++++ WORKING DATA
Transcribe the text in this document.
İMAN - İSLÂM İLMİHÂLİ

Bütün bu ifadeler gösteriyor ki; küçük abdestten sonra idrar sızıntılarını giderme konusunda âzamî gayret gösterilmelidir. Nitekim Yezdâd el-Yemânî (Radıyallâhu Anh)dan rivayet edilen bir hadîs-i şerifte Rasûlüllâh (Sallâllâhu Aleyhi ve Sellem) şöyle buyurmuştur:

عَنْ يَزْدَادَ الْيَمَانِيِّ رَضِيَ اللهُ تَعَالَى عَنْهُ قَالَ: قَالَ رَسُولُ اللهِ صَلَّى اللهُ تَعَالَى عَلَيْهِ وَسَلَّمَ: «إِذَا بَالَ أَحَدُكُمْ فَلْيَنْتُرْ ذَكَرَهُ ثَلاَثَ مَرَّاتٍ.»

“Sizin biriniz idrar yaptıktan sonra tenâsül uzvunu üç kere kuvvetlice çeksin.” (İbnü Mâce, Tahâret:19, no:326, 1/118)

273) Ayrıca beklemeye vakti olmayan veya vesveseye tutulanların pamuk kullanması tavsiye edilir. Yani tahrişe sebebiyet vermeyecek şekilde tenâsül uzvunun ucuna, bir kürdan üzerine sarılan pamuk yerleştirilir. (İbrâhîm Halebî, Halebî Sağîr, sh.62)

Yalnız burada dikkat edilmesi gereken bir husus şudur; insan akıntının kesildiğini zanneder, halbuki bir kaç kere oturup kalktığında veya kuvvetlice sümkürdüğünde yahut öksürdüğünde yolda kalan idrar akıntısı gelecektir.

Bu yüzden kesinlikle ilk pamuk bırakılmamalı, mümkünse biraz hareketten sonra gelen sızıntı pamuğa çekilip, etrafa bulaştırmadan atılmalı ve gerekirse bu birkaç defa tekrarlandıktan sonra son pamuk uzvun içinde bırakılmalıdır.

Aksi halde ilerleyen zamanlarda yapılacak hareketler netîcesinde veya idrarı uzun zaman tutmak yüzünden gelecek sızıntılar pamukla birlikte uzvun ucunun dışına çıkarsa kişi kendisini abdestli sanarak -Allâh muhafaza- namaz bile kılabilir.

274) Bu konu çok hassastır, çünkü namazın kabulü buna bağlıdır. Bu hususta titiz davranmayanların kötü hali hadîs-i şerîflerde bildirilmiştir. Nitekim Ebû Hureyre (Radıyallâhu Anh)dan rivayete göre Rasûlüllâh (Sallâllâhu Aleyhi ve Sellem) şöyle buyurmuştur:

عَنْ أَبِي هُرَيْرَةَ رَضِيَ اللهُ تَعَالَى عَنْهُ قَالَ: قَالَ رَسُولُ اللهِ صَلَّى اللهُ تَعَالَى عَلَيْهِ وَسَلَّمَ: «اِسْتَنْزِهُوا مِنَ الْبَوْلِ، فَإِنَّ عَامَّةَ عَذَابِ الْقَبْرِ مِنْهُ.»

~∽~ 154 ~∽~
++++++++
### [GIVEN REQUEST]
Count the lines in the records above that contain the word "الله", and give only that number.

### [ANSWER TO THIS PROBLEM]
2